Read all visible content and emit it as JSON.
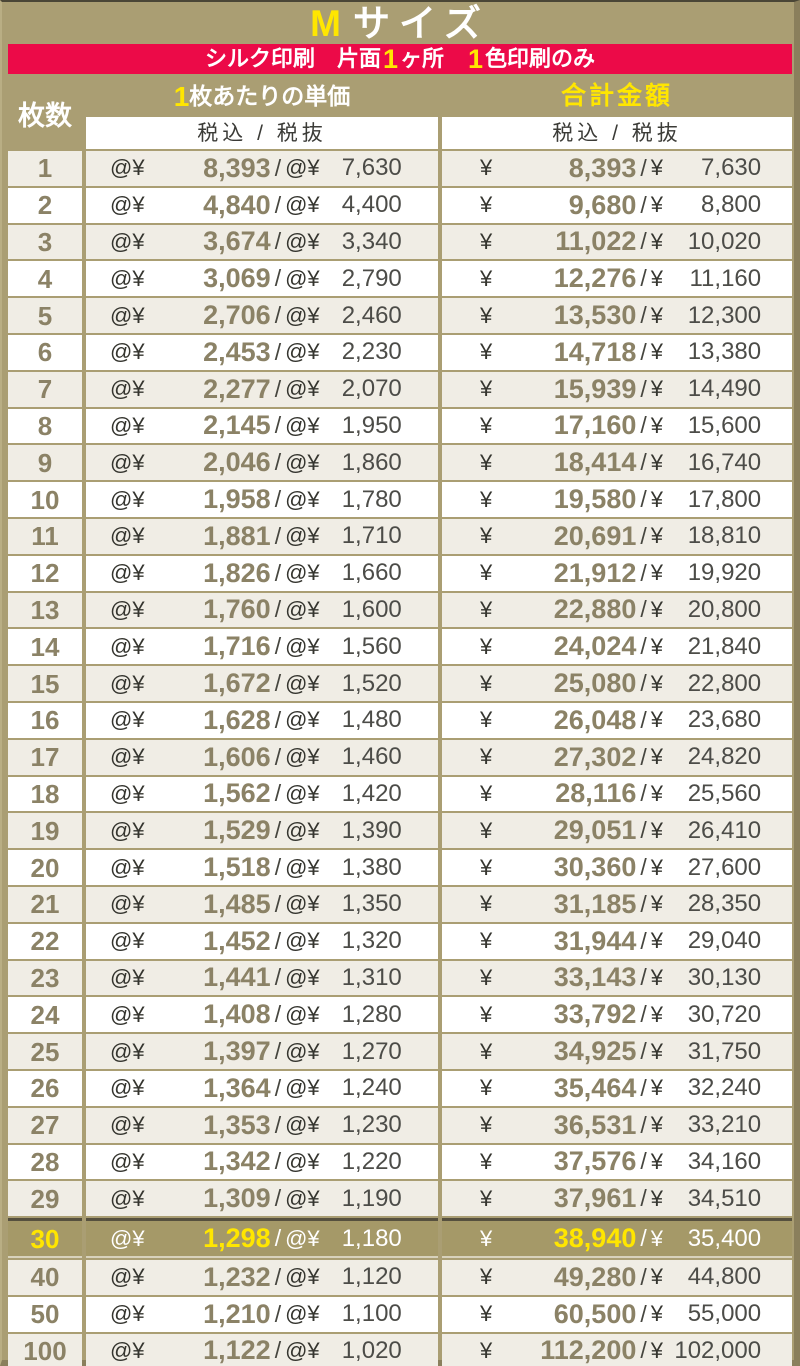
{
  "page": {
    "title": {
      "highlight": "M",
      "rest": "サイズ"
    },
    "banner": {
      "segments": [
        {
          "text": "シルク印刷　片面",
          "hl": false
        },
        {
          "text": "1",
          "hl": true
        },
        {
          "text": "ヶ所　",
          "hl": false
        },
        {
          "text": "1",
          "hl": true
        },
        {
          "text": "色印刷のみ",
          "hl": false
        }
      ]
    }
  },
  "table": {
    "col_qty_label": "枚数",
    "col_unit_label": {
      "segments": [
        {
          "text": "1",
          "hl": true
        },
        {
          "text": "枚あたりの単価",
          "hl": false
        }
      ]
    },
    "col_total_label": "合計金額",
    "tax_label": "税込 / 税抜",
    "symbols": {
      "unit_prefix": "@¥ ",
      "total_prefix": "¥ ",
      "separator": "/"
    },
    "rows": [
      {
        "qty": "1",
        "unit_incl": "8,393",
        "unit_excl": "7,630",
        "total_incl": "8,393",
        "total_excl": "7,630",
        "highlight": false
      },
      {
        "qty": "2",
        "unit_incl": "4,840",
        "unit_excl": "4,400",
        "total_incl": "9,680",
        "total_excl": "8,800",
        "highlight": false
      },
      {
        "qty": "3",
        "unit_incl": "3,674",
        "unit_excl": "3,340",
        "total_incl": "11,022",
        "total_excl": "10,020",
        "highlight": false
      },
      {
        "qty": "4",
        "unit_incl": "3,069",
        "unit_excl": "2,790",
        "total_incl": "12,276",
        "total_excl": "11,160",
        "highlight": false
      },
      {
        "qty": "5",
        "unit_incl": "2,706",
        "unit_excl": "2,460",
        "total_incl": "13,530",
        "total_excl": "12,300",
        "highlight": false
      },
      {
        "qty": "6",
        "unit_incl": "2,453",
        "unit_excl": "2,230",
        "total_incl": "14,718",
        "total_excl": "13,380",
        "highlight": false
      },
      {
        "qty": "7",
        "unit_incl": "2,277",
        "unit_excl": "2,070",
        "total_incl": "15,939",
        "total_excl": "14,490",
        "highlight": false
      },
      {
        "qty": "8",
        "unit_incl": "2,145",
        "unit_excl": "1,950",
        "total_incl": "17,160",
        "total_excl": "15,600",
        "highlight": false
      },
      {
        "qty": "9",
        "unit_incl": "2,046",
        "unit_excl": "1,860",
        "total_incl": "18,414",
        "total_excl": "16,740",
        "highlight": false
      },
      {
        "qty": "10",
        "unit_incl": "1,958",
        "unit_excl": "1,780",
        "total_incl": "19,580",
        "total_excl": "17,800",
        "highlight": false
      },
      {
        "qty": "11",
        "unit_incl": "1,881",
        "unit_excl": "1,710",
        "total_incl": "20,691",
        "total_excl": "18,810",
        "highlight": false
      },
      {
        "qty": "12",
        "unit_incl": "1,826",
        "unit_excl": "1,660",
        "total_incl": "21,912",
        "total_excl": "19,920",
        "highlight": false
      },
      {
        "qty": "13",
        "unit_incl": "1,760",
        "unit_excl": "1,600",
        "total_incl": "22,880",
        "total_excl": "20,800",
        "highlight": false
      },
      {
        "qty": "14",
        "unit_incl": "1,716",
        "unit_excl": "1,560",
        "total_incl": "24,024",
        "total_excl": "21,840",
        "highlight": false
      },
      {
        "qty": "15",
        "unit_incl": "1,672",
        "unit_excl": "1,520",
        "total_incl": "25,080",
        "total_excl": "22,800",
        "highlight": false
      },
      {
        "qty": "16",
        "unit_incl": "1,628",
        "unit_excl": "1,480",
        "total_incl": "26,048",
        "total_excl": "23,680",
        "highlight": false
      },
      {
        "qty": "17",
        "unit_incl": "1,606",
        "unit_excl": "1,460",
        "total_incl": "27,302",
        "total_excl": "24,820",
        "highlight": false
      },
      {
        "qty": "18",
        "unit_incl": "1,562",
        "unit_excl": "1,420",
        "total_incl": "28,116",
        "total_excl": "25,560",
        "highlight": false
      },
      {
        "qty": "19",
        "unit_incl": "1,529",
        "unit_excl": "1,390",
        "total_incl": "29,051",
        "total_excl": "26,410",
        "highlight": false
      },
      {
        "qty": "20",
        "unit_incl": "1,518",
        "unit_excl": "1,380",
        "total_incl": "30,360",
        "total_excl": "27,600",
        "highlight": false
      },
      {
        "qty": "21",
        "unit_incl": "1,485",
        "unit_excl": "1,350",
        "total_incl": "31,185",
        "total_excl": "28,350",
        "highlight": false
      },
      {
        "qty": "22",
        "unit_incl": "1,452",
        "unit_excl": "1,320",
        "total_incl": "31,944",
        "total_excl": "29,040",
        "highlight": false
      },
      {
        "qty": "23",
        "unit_incl": "1,441",
        "unit_excl": "1,310",
        "total_incl": "33,143",
        "total_excl": "30,130",
        "highlight": false
      },
      {
        "qty": "24",
        "unit_incl": "1,408",
        "unit_excl": "1,280",
        "total_incl": "33,792",
        "total_excl": "30,720",
        "highlight": false
      },
      {
        "qty": "25",
        "unit_incl": "1,397",
        "unit_excl": "1,270",
        "total_incl": "34,925",
        "total_excl": "31,750",
        "highlight": false
      },
      {
        "qty": "26",
        "unit_incl": "1,364",
        "unit_excl": "1,240",
        "total_incl": "35,464",
        "total_excl": "32,240",
        "highlight": false
      },
      {
        "qty": "27",
        "unit_incl": "1,353",
        "unit_excl": "1,230",
        "total_incl": "36,531",
        "total_excl": "33,210",
        "highlight": false
      },
      {
        "qty": "28",
        "unit_incl": "1,342",
        "unit_excl": "1,220",
        "total_incl": "37,576",
        "total_excl": "34,160",
        "highlight": false
      },
      {
        "qty": "29",
        "unit_incl": "1,309",
        "unit_excl": "1,190",
        "total_incl": "37,961",
        "total_excl": "34,510",
        "highlight": false
      },
      {
        "qty": "30",
        "unit_incl": "1,298",
        "unit_excl": "1,180",
        "total_incl": "38,940",
        "total_excl": "35,400",
        "highlight": true
      },
      {
        "qty": "40",
        "unit_incl": "1,232",
        "unit_excl": "1,120",
        "total_incl": "49,280",
        "total_excl": "44,800",
        "highlight": false
      },
      {
        "qty": "50",
        "unit_incl": "1,210",
        "unit_excl": "1,100",
        "total_incl": "60,500",
        "total_excl": "55,000",
        "highlight": false
      },
      {
        "qty": "100",
        "unit_incl": "1,122",
        "unit_excl": "1,020",
        "total_incl": "112,200",
        "total_excl": "102,000",
        "highlight": false
      }
    ]
  },
  "colors": {
    "background_khaki": "#aa9e73",
    "banner_red": "#ec0a48",
    "accent_yellow": "#ffe600",
    "price_olive": "#8b8266",
    "text_dark": "#3d3d39",
    "stripe_beige": "#f0ede5",
    "row_white": "#ffffff",
    "highlight_row_bg": "#a59968",
    "highlight_row_border": "#56503e"
  }
}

● ● ● ● ●

--- Task brief ---
Omit all pictures while transcribing the entries verbatim.

--- Exercise output ---
Read all visible content and emit it as JSON.
{
  "page": {
    "title": {
      "highlight": "M",
      "rest": "サイズ"
    },
    "banner": {
      "segments": [
        {
          "text": "シルク印刷　片面",
          "hl": false
        },
        {
          "text": "1",
          "hl": true
        },
        {
          "text": "ヶ所　",
          "hl": false
        },
        {
          "text": "1",
          "hl": true
        },
        {
          "text": "色印刷のみ",
          "hl": false
        }
      ]
    }
  },
  "table": {
    "col_qty_label": "枚数",
    "col_unit_label": {
      "segments": [
        {
          "text": "1",
          "hl": true
        },
        {
          "text": "枚あたりの単価",
          "hl": false
        }
      ]
    },
    "col_total_label": "合計金額",
    "tax_label": "税込 / 税抜",
    "symbols": {
      "unit_prefix": "@¥ ",
      "total_prefix": "¥ ",
      "separator": "/"
    },
    "rows": [
      {
        "qty": "1",
        "unit_incl": "8,393",
        "unit_excl": "7,630",
        "total_incl": "8,393",
        "total_excl": "7,630",
        "highlight": false
      },
      {
        "qty": "2",
        "unit_incl": "4,840",
        "unit_excl": "4,400",
        "total_incl": "9,680",
        "total_excl": "8,800",
        "highlight": false
      },
      {
        "qty": "3",
        "unit_incl": "3,674",
        "unit_excl": "3,340",
        "total_incl": "11,022",
        "total_excl": "10,020",
        "highlight": false
      },
      {
        "qty": "4",
        "unit_incl": "3,069",
        "unit_excl": "2,790",
        "total_incl": "12,276",
        "total_excl": "11,160",
        "highlight": false
      },
      {
        "qty": "5",
        "unit_incl": "2,706",
        "unit_excl": "2,460",
        "total_incl": "13,530",
        "total_excl": "12,300",
        "highlight": false
      },
      {
        "qty": "6",
        "unit_incl": "2,453",
        "unit_excl": "2,230",
        "total_incl": "14,718",
        "total_excl": "13,380",
        "highlight": false
      },
      {
        "qty": "7",
        "unit_incl": "2,277",
        "unit_excl": "2,070",
        "total_incl": "15,939",
        "total_excl": "14,490",
        "highlight": false
      },
      {
        "qty": "8",
        "unit_incl": "2,145",
        "unit_excl": "1,950",
        "total_incl": "17,160",
        "total_excl": "15,600",
        "highlight": false
      },
      {
        "qty": "9",
        "unit_incl": "2,046",
        "unit_excl": "1,860",
        "total_incl": "18,414",
        "total_excl": "16,740",
        "highlight": false
      },
      {
        "qty": "10",
        "unit_incl": "1,958",
        "unit_excl": "1,780",
        "total_incl": "19,580",
        "total_excl": "17,800",
        "highlight": false
      },
      {
        "qty": "11",
        "unit_incl": "1,881",
        "unit_excl": "1,710",
        "total_incl": "20,691",
        "total_excl": "18,810",
        "highlight": false
      },
      {
        "qty": "12",
        "unit_incl": "1,826",
        "unit_excl": "1,660",
        "total_incl": "21,912",
        "total_excl": "19,920",
        "highlight": false
      },
      {
        "qty": "13",
        "unit_incl": "1,760",
        "unit_excl": "1,600",
        "total_incl": "22,880",
        "total_excl": "20,800",
        "highlight": false
      },
      {
        "qty": "14",
        "unit_incl": "1,716",
        "unit_excl": "1,560",
        "total_incl": "24,024",
        "total_excl": "21,840",
        "highlight": false
      },
      {
        "qty": "15",
        "unit_incl": "1,672",
        "unit_excl": "1,520",
        "total_incl": "25,080",
        "total_excl": "22,800",
        "highlight": false
      },
      {
        "qty": "16",
        "unit_incl": "1,628",
        "unit_excl": "1,480",
        "total_incl": "26,048",
        "total_excl": "23,680",
        "highlight": false
      },
      {
        "qty": "17",
        "unit_incl": "1,606",
        "unit_excl": "1,460",
        "total_incl": "27,302",
        "total_excl": "24,820",
        "highlight": false
      },
      {
        "qty": "18",
        "unit_incl": "1,562",
        "unit_excl": "1,420",
        "total_incl": "28,116",
        "total_excl": "25,560",
        "highlight": false
      },
      {
        "qty": "19",
        "unit_incl": "1,529",
        "unit_excl": "1,390",
        "total_incl": "29,051",
        "total_excl": "26,410",
        "highlight": false
      },
      {
        "qty": "20",
        "unit_incl": "1,518",
        "unit_excl": "1,380",
        "total_incl": "30,360",
        "total_excl": "27,600",
        "highlight": false
      },
      {
        "qty": "21",
        "unit_incl": "1,485",
        "unit_excl": "1,350",
        "total_incl": "31,185",
        "total_excl": "28,350",
        "highlight": false
      },
      {
        "qty": "22",
        "unit_incl": "1,452",
        "unit_excl": "1,320",
        "total_incl": "31,944",
        "total_excl": "29,040",
        "highlight": false
      },
      {
        "qty": "23",
        "unit_incl": "1,441",
        "unit_excl": "1,310",
        "total_incl": "33,143",
        "total_excl": "30,130",
        "highlight": false
      },
      {
        "qty": "24",
        "unit_incl": "1,408",
        "unit_excl": "1,280",
        "total_incl": "33,792",
        "total_excl": "30,720",
        "highlight": false
      },
      {
        "qty": "25",
        "unit_incl": "1,397",
        "unit_excl": "1,270",
        "total_incl": "34,925",
        "total_excl": "31,750",
        "highlight": false
      },
      {
        "qty": "26",
        "unit_incl": "1,364",
        "unit_excl": "1,240",
        "total_incl": "35,464",
        "total_excl": "32,240",
        "highlight": false
      },
      {
        "qty": "27",
        "unit_incl": "1,353",
        "unit_excl": "1,230",
        "total_incl": "36,531",
        "total_excl": "33,210",
        "highlight": false
      },
      {
        "qty": "28",
        "unit_incl": "1,342",
        "unit_excl": "1,220",
        "total_incl": "37,576",
        "total_excl": "34,160",
        "highlight": false
      },
      {
        "qty": "29",
        "unit_incl": "1,309",
        "unit_excl": "1,190",
        "total_incl": "37,961",
        "total_excl": "34,510",
        "highlight": false
      },
      {
        "qty": "30",
        "unit_incl": "1,298",
        "unit_excl": "1,180",
        "total_incl": "38,940",
        "total_excl": "35,400",
        "highlight": true
      },
      {
        "qty": "40",
        "unit_incl": "1,232",
        "unit_excl": "1,120",
        "total_incl": "49,280",
        "total_excl": "44,800",
        "highlight": false
      },
      {
        "qty": "50",
        "unit_incl": "1,210",
        "unit_excl": "1,100",
        "total_incl": "60,500",
        "total_excl": "55,000",
        "highlight": false
      },
      {
        "qty": "100",
        "unit_incl": "1,122",
        "unit_excl": "1,020",
        "total_incl": "112,200",
        "total_excl": "102,000",
        "highlight": false
      }
    ]
  },
  "colors": {
    "background_khaki": "#aa9e73",
    "banner_red": "#ec0a48",
    "accent_yellow": "#ffe600",
    "price_olive": "#8b8266",
    "text_dark": "#3d3d39",
    "stripe_beige": "#f0ede5",
    "row_white": "#ffffff",
    "highlight_row_bg": "#a59968",
    "highlight_row_border": "#56503e"
  }
}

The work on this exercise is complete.